[WHAT THE EXERCISE ASKS] Scan the lines and state how many carry "desc". Leave out everything but the number.
RAW RECORDS start
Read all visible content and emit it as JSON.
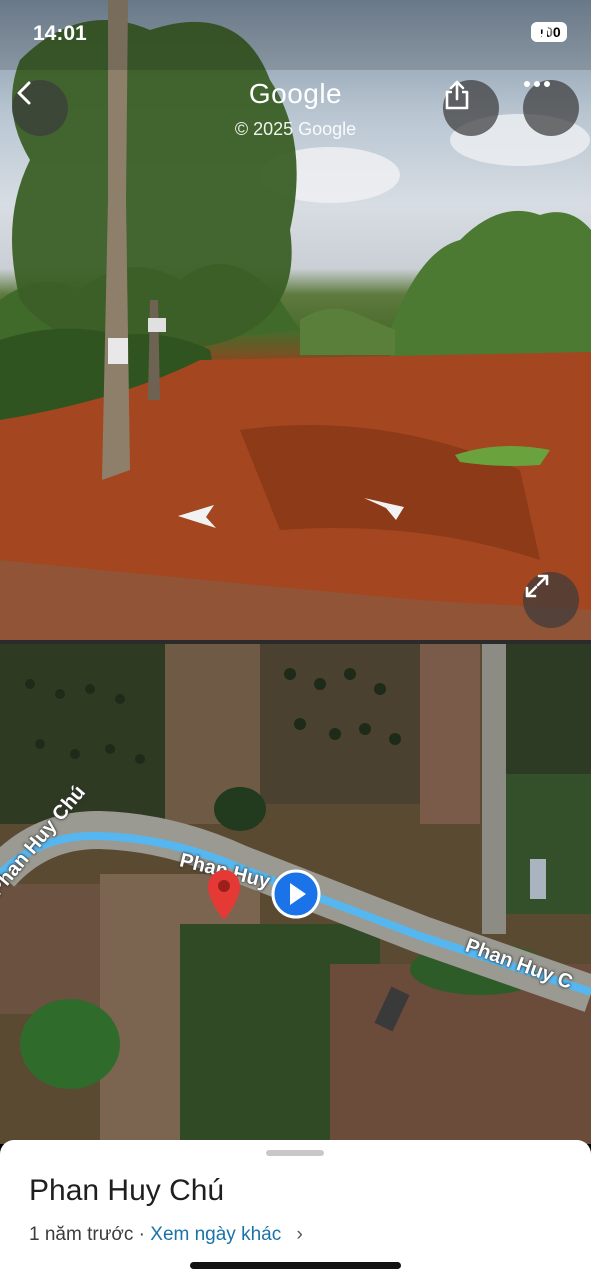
{
  "status_bar": {
    "time": "14:01",
    "battery": "100"
  },
  "street_view": {
    "brand": "Google",
    "copyright": "© 2025 Google",
    "back_icon": "chevron-left-icon",
    "share_icon": "share-icon",
    "more_icon": "more-horizontal-icon",
    "expand_icon": "expand-icon"
  },
  "map": {
    "road_labels": [
      "Phan Huy Chú",
      "Phan Huy Chú",
      "Phan Huy C"
    ],
    "pin_color": "#e53935",
    "heading_marker_color": "#1a73e8"
  },
  "sheet": {
    "place_name": "Phan Huy Chú",
    "captured": "1 năm trước",
    "separator": " · ",
    "other_dates_link": "Xem ngày khác",
    "chevron": "›"
  }
}
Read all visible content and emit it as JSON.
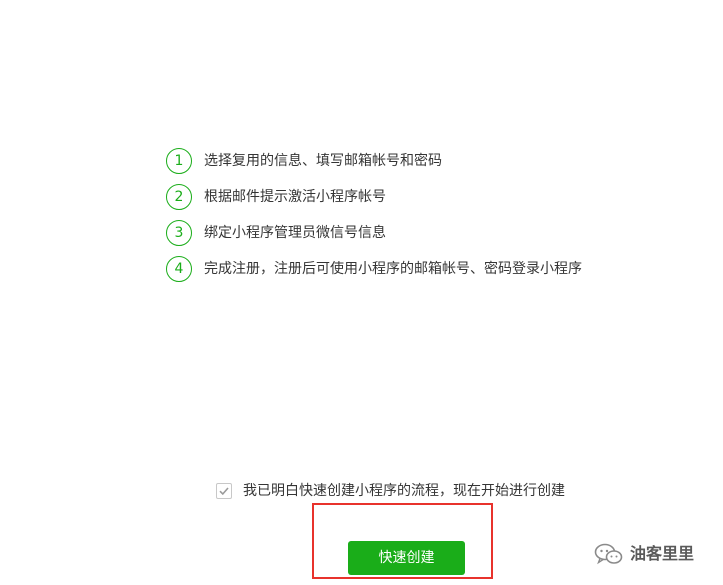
{
  "steps": [
    {
      "number": "1",
      "text": "选择复用的信息、填写邮箱帐号和密码"
    },
    {
      "number": "2",
      "text": "根据邮件提示激活小程序帐号"
    },
    {
      "number": "3",
      "text": "绑定小程序管理员微信号信息"
    },
    {
      "number": "4",
      "text": "完成注册，注册后可使用小程序的邮箱帐号、密码登录小程序"
    }
  ],
  "agreement": {
    "checked": true,
    "text": "我已明白快速创建小程序的流程，现在开始进行创建"
  },
  "primary_button": {
    "label": "快速创建"
  },
  "watermark": {
    "text": "油客里里",
    "icon": "wechat-icon"
  },
  "colors": {
    "brand_green": "#1aad19",
    "highlight_red": "#e8322c",
    "text": "#353535"
  }
}
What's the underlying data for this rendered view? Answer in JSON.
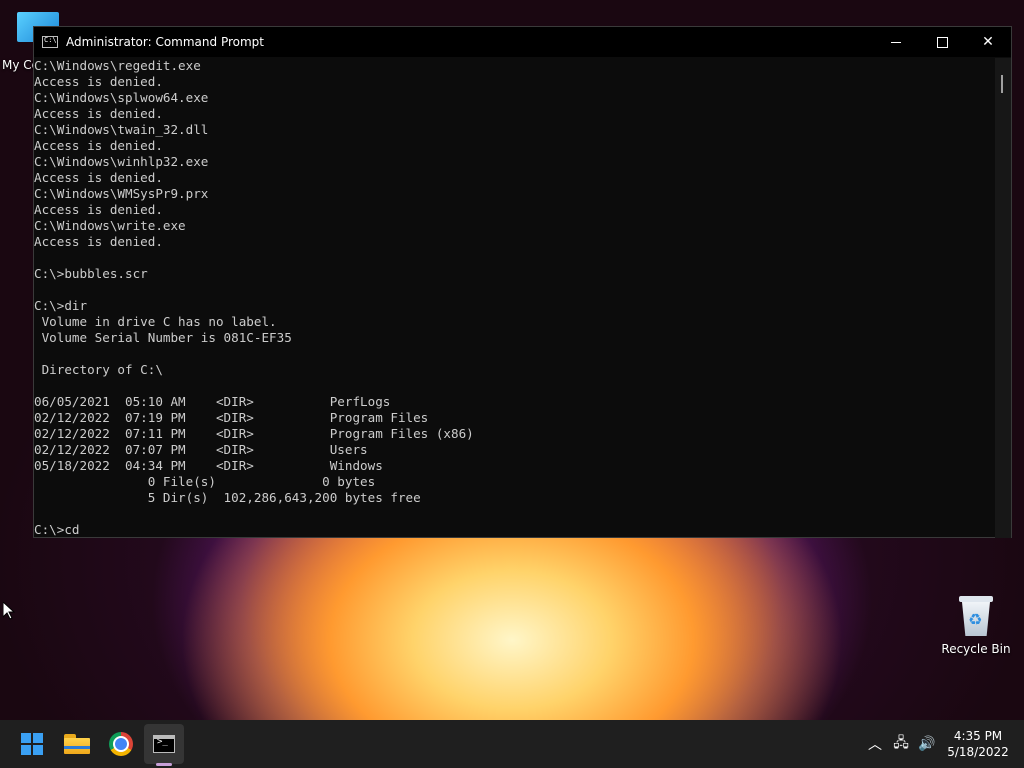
{
  "desktop": {
    "my_computer_label": "My Co",
    "recycle_bin_label": "Recycle Bin"
  },
  "window": {
    "title": "Administrator: Command Prompt",
    "minimize": "",
    "maximize": "",
    "close": "✕"
  },
  "console": {
    "lines": [
      "C:\\Windows\\regedit.exe",
      "Access is denied.",
      "C:\\Windows\\splwow64.exe",
      "Access is denied.",
      "C:\\Windows\\twain_32.dll",
      "Access is denied.",
      "C:\\Windows\\winhlp32.exe",
      "Access is denied.",
      "C:\\Windows\\WMSysPr9.prx",
      "Access is denied.",
      "C:\\Windows\\write.exe",
      "Access is denied.",
      "",
      "C:\\>bubbles.scr",
      "",
      "C:\\>dir",
      " Volume in drive C has no label.",
      " Volume Serial Number is 081C-EF35",
      "",
      " Directory of C:\\",
      "",
      "06/05/2021  05:10 AM    <DIR>          PerfLogs",
      "02/12/2022  07:19 PM    <DIR>          Program Files",
      "02/12/2022  07:11 PM    <DIR>          Program Files (x86)",
      "02/12/2022  07:07 PM    <DIR>          Users",
      "05/18/2022  04:34 PM    <DIR>          Windows",
      "               0 File(s)              0 bytes",
      "               5 Dir(s)  102,286,643,200 bytes free",
      "",
      "C:\\>cd"
    ]
  },
  "taskbar": {
    "apps": [
      {
        "name": "start-button"
      },
      {
        "name": "file-explorer-icon"
      },
      {
        "name": "chrome-icon"
      },
      {
        "name": "command-prompt-icon"
      }
    ],
    "tray": {
      "chevron": "︿",
      "network": "🖧",
      "volume": "🔊"
    },
    "clock": {
      "time": "4:35 PM",
      "date": "5/18/2022"
    }
  }
}
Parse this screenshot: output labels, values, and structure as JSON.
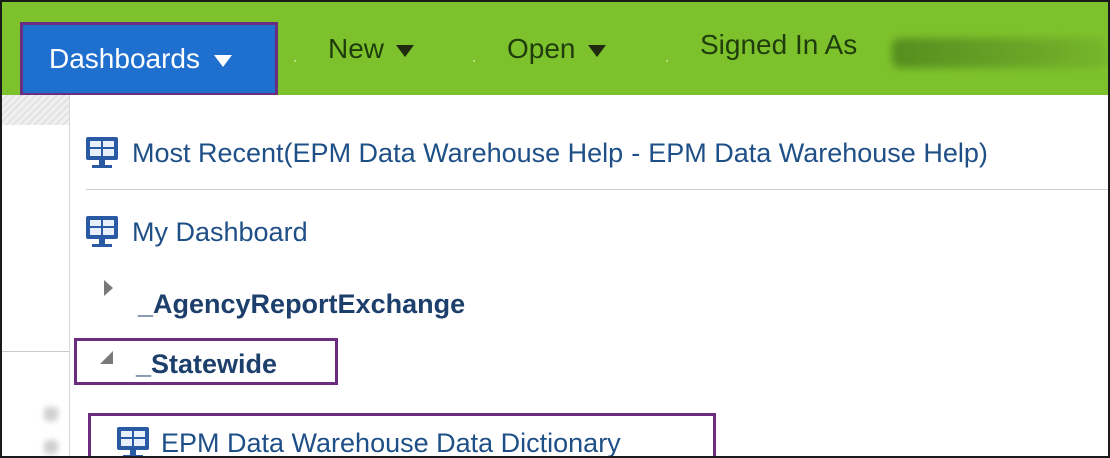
{
  "nav": {
    "dashboards_label": "Dashboards",
    "new_label": "New",
    "open_label": "Open",
    "signed_in_label": "Signed In As"
  },
  "menu": {
    "most_recent": {
      "label": "Most Recent(EPM Data Warehouse Help",
      "separator": "-",
      "label_tail": "EPM Data Warehouse Help)"
    },
    "my_dashboard_label": "My Dashboard",
    "folders": [
      {
        "label": "_AgencyReportExchange",
        "expanded": false
      },
      {
        "label": "_Statewide",
        "expanded": true
      }
    ],
    "dictionary_label": "EPM Data Warehouse Data Dictionary"
  },
  "colors": {
    "nav_background": "#7dc22c",
    "active_menu": "#1f6fcf",
    "highlight_border": "#6b2d7f",
    "link_text": "#1e4f87"
  },
  "icons": {
    "dropdown": "caret-down-icon",
    "dashboard": "dashboard-monitor-icon",
    "collapsed_folder": "triangle-right-icon",
    "expanded_folder": "triangle-down-icon"
  }
}
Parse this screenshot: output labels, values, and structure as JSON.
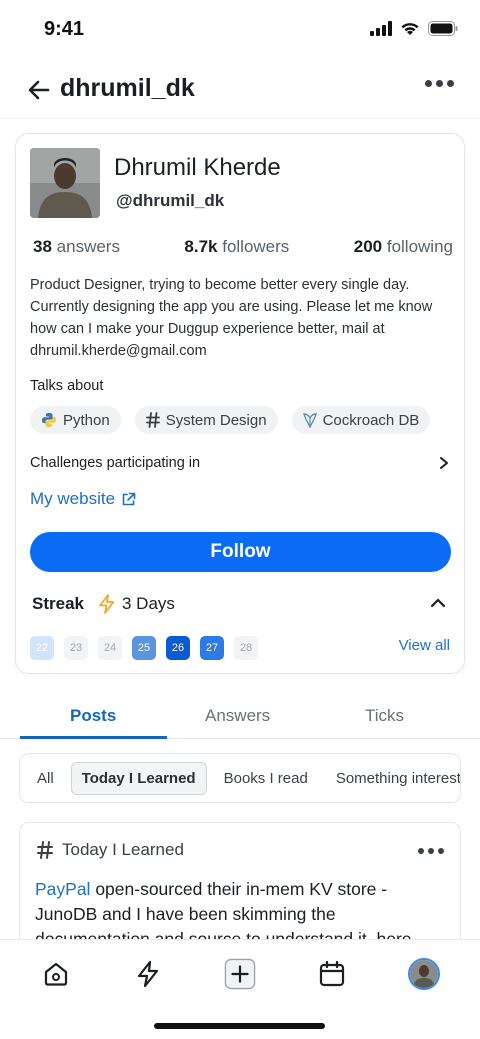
{
  "status_bar": {
    "time": "9:41"
  },
  "header": {
    "title": "dhrumil_dk"
  },
  "profile": {
    "name": "Dhrumil Kherde",
    "handle": "@dhrumil_dk",
    "stats": {
      "answers_count": "38",
      "answers_label": "answers",
      "followers_count": "8.7k",
      "followers_label": "followers",
      "following_count": "200",
      "following_label": "following"
    },
    "bio": "Product Designer, trying to become better every single day. Currently designing the app you are using. Please let me know how can I make your Duggup experience better, mail at dhrumil.kherde@gmail.com",
    "talks_about_label": "Talks about",
    "topics": [
      {
        "label": "Python",
        "icon": "python-icon"
      },
      {
        "label": "System Design",
        "icon": "hash-icon"
      },
      {
        "label": "Cockroach DB",
        "icon": "cockroach-db-icon"
      }
    ],
    "challenges_label": "Challenges participating in",
    "website_label": "My website",
    "follow_label": "Follow",
    "streak": {
      "label": "Streak",
      "value": "3 Days",
      "days": [
        {
          "day": "22",
          "state": "light"
        },
        {
          "day": "23",
          "state": "empty"
        },
        {
          "day": "24",
          "state": "empty"
        },
        {
          "day": "25",
          "state": "mid"
        },
        {
          "day": "26",
          "state": "dark"
        },
        {
          "day": "27",
          "state": "blue"
        },
        {
          "day": "28",
          "state": "empty"
        }
      ],
      "view_all_label": "View all"
    }
  },
  "tabs": [
    {
      "label": "Posts",
      "active": true
    },
    {
      "label": "Answers",
      "active": false
    },
    {
      "label": "Ticks",
      "active": false
    }
  ],
  "filters": [
    "All",
    "Today I Learned",
    "Books I read",
    "Something interesting"
  ],
  "active_filter": "Today I Learned",
  "post": {
    "tag": "Today I Learned",
    "link_text": "PayPal",
    "text": " open-sourced their in-mem KV store - JunoDB and I have been skimming the documentation and source to understand it, here"
  },
  "colors": {
    "accent": "#0a6cf5",
    "link": "#1f6fc9",
    "tab_active": "#1565c0"
  }
}
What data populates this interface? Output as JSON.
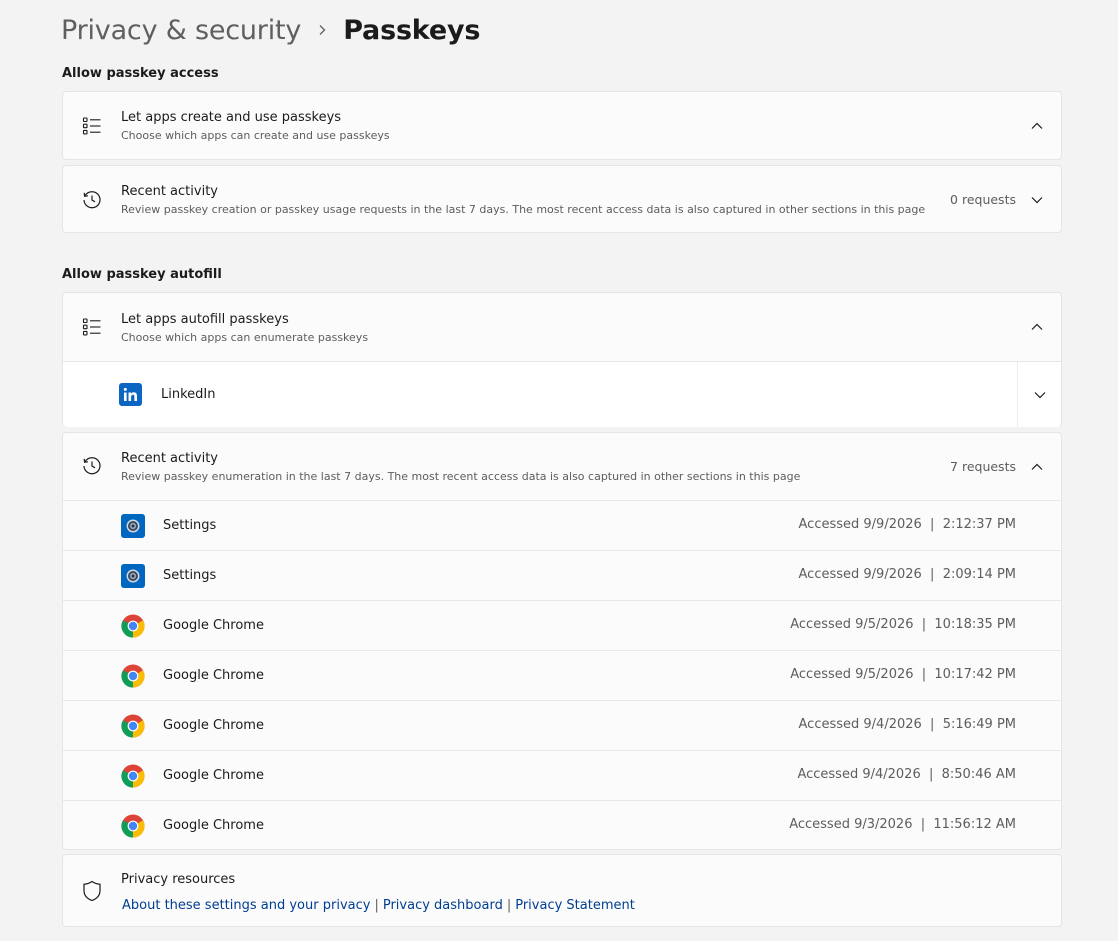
{
  "breadcrumb": {
    "parent": "Privacy & security",
    "separator": "›",
    "current": "Passkeys"
  },
  "sections": {
    "access": {
      "title": "Allow passkey access",
      "create": {
        "title": "Let apps create and use passkeys",
        "desc": "Choose which apps can create and use passkeys"
      },
      "recent": {
        "title": "Recent activity",
        "desc": "Review passkey creation or passkey usage requests in the last 7 days. The most recent access data is also captured in other sections in this page",
        "count": "0 requests"
      }
    },
    "autofill": {
      "title": "Allow passkey autofill",
      "autofill": {
        "title": "Let apps autofill passkeys",
        "desc": "Choose which apps can enumerate passkeys"
      },
      "apps": [
        {
          "name": "LinkedIn",
          "icon": "linkedin-icon"
        }
      ],
      "recent": {
        "title": "Recent activity",
        "desc": "Review passkey enumeration in the last 7 days. The most recent access data is also captured in other sections in this page",
        "count": "7 requests",
        "items": [
          {
            "app": "Settings",
            "icon": "settings-app-icon",
            "accessed": "Accessed 9/9/2026  |  2:12:37 PM"
          },
          {
            "app": "Settings",
            "icon": "settings-app-icon",
            "accessed": "Accessed 9/9/2026  |  2:09:14 PM"
          },
          {
            "app": "Google Chrome",
            "icon": "chrome-icon",
            "accessed": "Accessed 9/5/2026  |  10:18:35 PM"
          },
          {
            "app": "Google Chrome",
            "icon": "chrome-icon",
            "accessed": "Accessed 9/5/2026  |  10:17:42 PM"
          },
          {
            "app": "Google Chrome",
            "icon": "chrome-icon",
            "accessed": "Accessed 9/4/2026  |  5:16:49 PM"
          },
          {
            "app": "Google Chrome",
            "icon": "chrome-icon",
            "accessed": "Accessed 9/4/2026  |  8:50:46 AM"
          },
          {
            "app": "Google Chrome",
            "icon": "chrome-icon",
            "accessed": "Accessed 9/3/2026  |  11:56:12 AM"
          }
        ]
      }
    }
  },
  "privacy": {
    "title": "Privacy resources",
    "links": [
      "About these settings and your privacy",
      "Privacy dashboard",
      "Privacy Statement"
    ]
  },
  "colors": {
    "accent": "#005fb8",
    "link": "#003e92",
    "linkedin": "#0a66c2",
    "settings_blue": "#0067c0"
  }
}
RAW RECORDS end
[ANSWER TO THIS EXERCISE] 4